Set exercise:
Write out each record again exactly as it stands.
---------- Dataset records ----------
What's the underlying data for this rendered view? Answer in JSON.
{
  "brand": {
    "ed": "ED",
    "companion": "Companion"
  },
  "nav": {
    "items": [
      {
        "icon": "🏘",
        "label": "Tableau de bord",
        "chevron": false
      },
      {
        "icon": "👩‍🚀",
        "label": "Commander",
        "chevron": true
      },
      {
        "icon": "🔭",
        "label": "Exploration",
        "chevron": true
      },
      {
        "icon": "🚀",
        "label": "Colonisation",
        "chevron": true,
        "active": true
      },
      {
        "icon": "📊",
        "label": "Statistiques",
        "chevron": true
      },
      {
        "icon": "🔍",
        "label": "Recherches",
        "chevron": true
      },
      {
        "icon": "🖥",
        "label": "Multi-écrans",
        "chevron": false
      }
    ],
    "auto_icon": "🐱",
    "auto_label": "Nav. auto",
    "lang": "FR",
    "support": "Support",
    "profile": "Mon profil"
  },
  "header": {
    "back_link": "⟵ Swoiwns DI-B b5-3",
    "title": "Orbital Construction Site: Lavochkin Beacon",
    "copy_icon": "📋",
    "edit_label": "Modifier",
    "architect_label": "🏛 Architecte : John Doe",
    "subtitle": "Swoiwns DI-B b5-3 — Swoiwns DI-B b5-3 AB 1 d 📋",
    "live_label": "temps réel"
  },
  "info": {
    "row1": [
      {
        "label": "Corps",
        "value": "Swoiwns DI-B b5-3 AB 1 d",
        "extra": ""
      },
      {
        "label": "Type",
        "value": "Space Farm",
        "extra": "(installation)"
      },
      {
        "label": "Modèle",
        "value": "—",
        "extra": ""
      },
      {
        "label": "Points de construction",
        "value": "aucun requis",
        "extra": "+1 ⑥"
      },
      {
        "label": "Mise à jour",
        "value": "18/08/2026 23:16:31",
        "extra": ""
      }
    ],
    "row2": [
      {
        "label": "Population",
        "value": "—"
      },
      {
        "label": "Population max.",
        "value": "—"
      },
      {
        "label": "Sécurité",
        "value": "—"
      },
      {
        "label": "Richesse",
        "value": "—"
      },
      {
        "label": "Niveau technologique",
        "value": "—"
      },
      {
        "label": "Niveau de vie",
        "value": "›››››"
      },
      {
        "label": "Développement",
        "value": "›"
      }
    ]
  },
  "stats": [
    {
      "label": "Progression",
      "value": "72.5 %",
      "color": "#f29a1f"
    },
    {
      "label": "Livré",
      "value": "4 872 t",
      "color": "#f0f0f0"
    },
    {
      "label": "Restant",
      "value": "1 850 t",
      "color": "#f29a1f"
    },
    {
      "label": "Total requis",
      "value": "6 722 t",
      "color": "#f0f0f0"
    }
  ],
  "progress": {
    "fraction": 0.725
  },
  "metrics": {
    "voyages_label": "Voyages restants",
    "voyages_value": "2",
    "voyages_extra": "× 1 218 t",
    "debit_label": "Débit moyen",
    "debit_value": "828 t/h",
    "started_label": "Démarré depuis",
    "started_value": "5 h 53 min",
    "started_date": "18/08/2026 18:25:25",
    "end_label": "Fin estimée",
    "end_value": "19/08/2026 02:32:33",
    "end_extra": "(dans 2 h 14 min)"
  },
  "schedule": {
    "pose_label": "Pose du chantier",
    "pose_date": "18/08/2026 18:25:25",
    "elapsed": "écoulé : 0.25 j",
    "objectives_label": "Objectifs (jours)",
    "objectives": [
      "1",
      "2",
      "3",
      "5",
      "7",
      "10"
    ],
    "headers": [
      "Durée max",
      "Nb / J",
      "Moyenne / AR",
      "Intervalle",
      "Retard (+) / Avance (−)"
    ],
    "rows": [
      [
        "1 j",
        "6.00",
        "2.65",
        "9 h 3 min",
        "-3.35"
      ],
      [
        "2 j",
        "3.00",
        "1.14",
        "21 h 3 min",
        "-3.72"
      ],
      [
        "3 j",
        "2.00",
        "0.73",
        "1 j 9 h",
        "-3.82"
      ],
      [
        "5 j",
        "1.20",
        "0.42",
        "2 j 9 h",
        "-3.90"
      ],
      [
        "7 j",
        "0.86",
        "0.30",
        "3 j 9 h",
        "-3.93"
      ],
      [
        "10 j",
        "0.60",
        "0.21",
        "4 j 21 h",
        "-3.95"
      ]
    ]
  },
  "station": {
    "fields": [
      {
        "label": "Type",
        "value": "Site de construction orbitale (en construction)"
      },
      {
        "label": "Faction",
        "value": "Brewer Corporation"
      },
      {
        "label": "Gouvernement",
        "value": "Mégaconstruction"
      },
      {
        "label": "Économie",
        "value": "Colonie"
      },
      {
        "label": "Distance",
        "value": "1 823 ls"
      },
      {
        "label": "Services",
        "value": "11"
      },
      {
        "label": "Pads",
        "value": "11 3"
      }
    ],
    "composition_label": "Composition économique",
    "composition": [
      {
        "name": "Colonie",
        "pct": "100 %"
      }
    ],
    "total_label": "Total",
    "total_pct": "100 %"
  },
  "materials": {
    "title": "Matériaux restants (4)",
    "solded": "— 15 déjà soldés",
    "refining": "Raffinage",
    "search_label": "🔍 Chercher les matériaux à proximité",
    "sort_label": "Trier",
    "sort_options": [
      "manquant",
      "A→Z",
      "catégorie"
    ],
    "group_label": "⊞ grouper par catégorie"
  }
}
----------
Full answer:
What's the underlying data for this rendered view? Answer in JSON.
{
  "brand": {
    "ed": "ED",
    "companion": "Companion"
  },
  "nav": {
    "items": [
      {
        "icon": "🏘",
        "label": "Tableau de bord",
        "chevron": false
      },
      {
        "icon": "👩‍🚀",
        "label": "Commander",
        "chevron": true
      },
      {
        "icon": "🔭",
        "label": "Exploration",
        "chevron": true
      },
      {
        "icon": "🚀",
        "label": "Colonisation",
        "chevron": true,
        "active": true
      },
      {
        "icon": "📊",
        "label": "Statistiques",
        "chevron": true
      },
      {
        "icon": "🔍",
        "label": "Recherches",
        "chevron": true
      },
      {
        "icon": "🖥",
        "label": "Multi-écrans",
        "chevron": false
      }
    ],
    "auto_icon": "🐱",
    "auto_label": "Nav. auto",
    "lang": "FR",
    "support": "Support",
    "profile": "Mon profil"
  },
  "header": {
    "back_link": "⟵ Swoiwns DI-B b5-3",
    "title": "Orbital Construction Site: Lavochkin Beacon",
    "copy_icon": "📋",
    "edit_label": "Modifier",
    "architect_label": "🏛 Architecte : John Doe",
    "subtitle": "Swoiwns DI-B b5-3 — Swoiwns DI-B b5-3 AB 1 d 📋",
    "live_label": "temps réel"
  },
  "info": {
    "row1": [
      {
        "label": "Corps",
        "value": "Swoiwns DI-B b5-3 AB 1 d",
        "extra": ""
      },
      {
        "label": "Type",
        "value": "Space Farm",
        "extra": "(installation)"
      },
      {
        "label": "Modèle",
        "value": "—",
        "extra": ""
      },
      {
        "label": "Points de construction",
        "value": "aucun requis",
        "extra": "+1 ⑥"
      },
      {
        "label": "Mise à jour",
        "value": "18/08/2026 23:16:31",
        "extra": ""
      }
    ],
    "row2": [
      {
        "label": "Population",
        "value": "—"
      },
      {
        "label": "Population max.",
        "value": "—"
      },
      {
        "label": "Sécurité",
        "value": "—"
      },
      {
        "label": "Richesse",
        "value": "—"
      },
      {
        "label": "Niveau technologique",
        "value": "—"
      },
      {
        "label": "Niveau de vie",
        "value": "›››››"
      },
      {
        "label": "Développement",
        "value": "›"
      }
    ]
  },
  "stats": [
    {
      "label": "Progression",
      "value": "72.5 %",
      "color": "#f29a1f"
    },
    {
      "label": "Livré",
      "value": "4 872 t",
      "color": "#f0f0f0"
    },
    {
      "label": "Restant",
      "value": "1 850 t",
      "color": "#f29a1f"
    },
    {
      "label": "Total requis",
      "value": "6 722 t",
      "color": "#f0f0f0"
    }
  ],
  "progress": {
    "fraction": 0.725
  },
  "metrics": {
    "voyages_label": "Voyages restants",
    "voyages_value": "2",
    "voyages_extra": "× 1 218 t",
    "debit_label": "Débit moyen",
    "debit_value": "828 t/h",
    "started_label": "Démarré depuis",
    "started_value": "5 h 53 min",
    "started_date": "18/08/2026 18:25:25",
    "end_label": "Fin estimée",
    "end_value": "19/08/2026 02:32:33",
    "end_extra": "(dans 2 h 14 min)"
  },
  "schedule": {
    "pose_label": "Pose du chantier",
    "pose_date": "18/08/2026 18:25:25",
    "elapsed": "écoulé : 0.25 j",
    "objectives_label": "Objectifs (jours)",
    "objectives": [
      "1",
      "2",
      "3",
      "5",
      "7",
      "10"
    ],
    "headers": [
      "Durée max",
      "Nb / J",
      "Moyenne / AR",
      "Intervalle",
      "Retard (+) / Avance (−)"
    ],
    "rows": [
      [
        "1 j",
        "6.00",
        "2.65",
        "9 h 3 min",
        "-3.35"
      ],
      [
        "2 j",
        "3.00",
        "1.14",
        "21 h 3 min",
        "-3.72"
      ],
      [
        "3 j",
        "2.00",
        "0.73",
        "1 j 9 h",
        "-3.82"
      ],
      [
        "5 j",
        "1.20",
        "0.42",
        "2 j 9 h",
        "-3.90"
      ],
      [
        "7 j",
        "0.86",
        "0.30",
        "3 j 9 h",
        "-3.93"
      ],
      [
        "10 j",
        "0.60",
        "0.21",
        "4 j 21 h",
        "-3.95"
      ]
    ]
  },
  "station": {
    "fields": [
      {
        "label": "Type",
        "value": "Site de construction orbitale (en construction)"
      },
      {
        "label": "Faction",
        "value": "Brewer Corporation"
      },
      {
        "label": "Gouvernement",
        "value": "Mégaconstruction"
      },
      {
        "label": "Économie",
        "value": "Colonie"
      },
      {
        "label": "Distance",
        "value": "1 823 ls"
      },
      {
        "label": "Services",
        "value": "11"
      },
      {
        "label": "Pads",
        "value": "11 3"
      }
    ],
    "composition_label": "Composition économique",
    "composition": [
      {
        "name": "Colonie",
        "pct": "100 %"
      }
    ],
    "total_label": "Total",
    "total_pct": "100 %"
  },
  "materials": {
    "title": "Matériaux restants (4)",
    "solded": "— 15 déjà soldés",
    "refining": "Raffinage",
    "search_label": "🔍 Chercher les matériaux à proximité",
    "sort_label": "Trier",
    "sort_options": [
      "manquant",
      "A→Z",
      "catégorie"
    ],
    "group_label": "⊞ grouper par catégorie"
  }
}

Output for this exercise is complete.